__Information given__
- - - - - - -
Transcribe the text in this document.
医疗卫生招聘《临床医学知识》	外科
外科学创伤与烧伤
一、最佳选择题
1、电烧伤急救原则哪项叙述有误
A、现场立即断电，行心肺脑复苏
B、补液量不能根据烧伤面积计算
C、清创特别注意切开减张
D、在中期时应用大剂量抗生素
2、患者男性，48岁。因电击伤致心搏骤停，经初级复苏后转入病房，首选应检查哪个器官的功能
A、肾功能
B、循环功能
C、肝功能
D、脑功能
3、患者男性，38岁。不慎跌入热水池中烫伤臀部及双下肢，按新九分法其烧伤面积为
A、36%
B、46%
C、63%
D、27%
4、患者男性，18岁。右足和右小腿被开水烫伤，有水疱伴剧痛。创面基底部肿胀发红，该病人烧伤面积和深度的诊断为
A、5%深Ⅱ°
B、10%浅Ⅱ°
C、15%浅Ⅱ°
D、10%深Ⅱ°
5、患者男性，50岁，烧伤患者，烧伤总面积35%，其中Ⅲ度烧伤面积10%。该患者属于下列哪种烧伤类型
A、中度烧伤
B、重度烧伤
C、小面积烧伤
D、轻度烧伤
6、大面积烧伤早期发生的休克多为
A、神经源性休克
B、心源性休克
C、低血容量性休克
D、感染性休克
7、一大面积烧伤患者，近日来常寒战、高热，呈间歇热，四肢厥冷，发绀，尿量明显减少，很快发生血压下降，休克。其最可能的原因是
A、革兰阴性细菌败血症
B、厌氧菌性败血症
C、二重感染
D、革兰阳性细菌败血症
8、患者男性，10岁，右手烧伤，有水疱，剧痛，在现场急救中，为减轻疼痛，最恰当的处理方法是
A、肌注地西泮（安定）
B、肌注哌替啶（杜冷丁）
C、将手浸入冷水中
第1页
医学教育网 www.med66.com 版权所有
- - - - - - -
__Work required__
Give back the whole listing, word for word.

__The output__
Transcribe the text in this document.
医疗卫生招聘《临床医学知识》	外科
外科学创伤与烧伤
一、最佳选择题
1、电烧伤急救原则哪项叙述有误
A、现场立即断电，行心肺脑复苏
B、补液量不能根据烧伤面积计算
C、清创特别注意切开减张
D、在中期时应用大剂量抗生素
2、患者男性，48岁。因电击伤致心搏骤停，经初级复苏后转入病房，首选应检查哪个器官的功能
A、肾功能
B、循环功能
C、肝功能
D、脑功能
3、患者男性，38岁。不慎跌入热水池中烫伤臀部及双下肢，按新九分法其烧伤面积为
A、36%
B、46%
C、63%
D、27%
4、患者男性，18岁。右足和右小腿被开水烫伤，有水疱伴剧痛。创面基底部肿胀发红，该病人烧伤面积和深度的诊断为
A、5%深Ⅱ°
B、10%浅Ⅱ°
C、15%浅Ⅱ°
D、10%深Ⅱ°
5、患者男性，50岁，烧伤患者，烧伤总面积35%，其中Ⅲ度烧伤面积10%。该患者属于下列哪种烧伤类型
A、中度烧伤
B、重度烧伤
C、小面积烧伤
D、轻度烧伤
6、大面积烧伤早期发生的休克多为
A、神经源性休克
B、心源性休克
C、低血容量性休克
D、感染性休克
7、一大面积烧伤患者，近日来常寒战、高热，呈间歇热，四肢厥冷，发绀，尿量明显减少，很快发生血压下降，休克。其最可能的原因是
A、革兰阴性细菌败血症
B、厌氧菌性败血症
C、二重感染
D、革兰阳性细菌败血症
8、患者男性，10岁，右手烧伤，有水疱，剧痛，在现场急救中，为减轻疼痛，最恰当的处理方法是
A、肌注地西泮（安定）
B、肌注哌替啶（杜冷丁）
C、将手浸入冷水中
第1页
医学教育网 www.med66.com 版权所有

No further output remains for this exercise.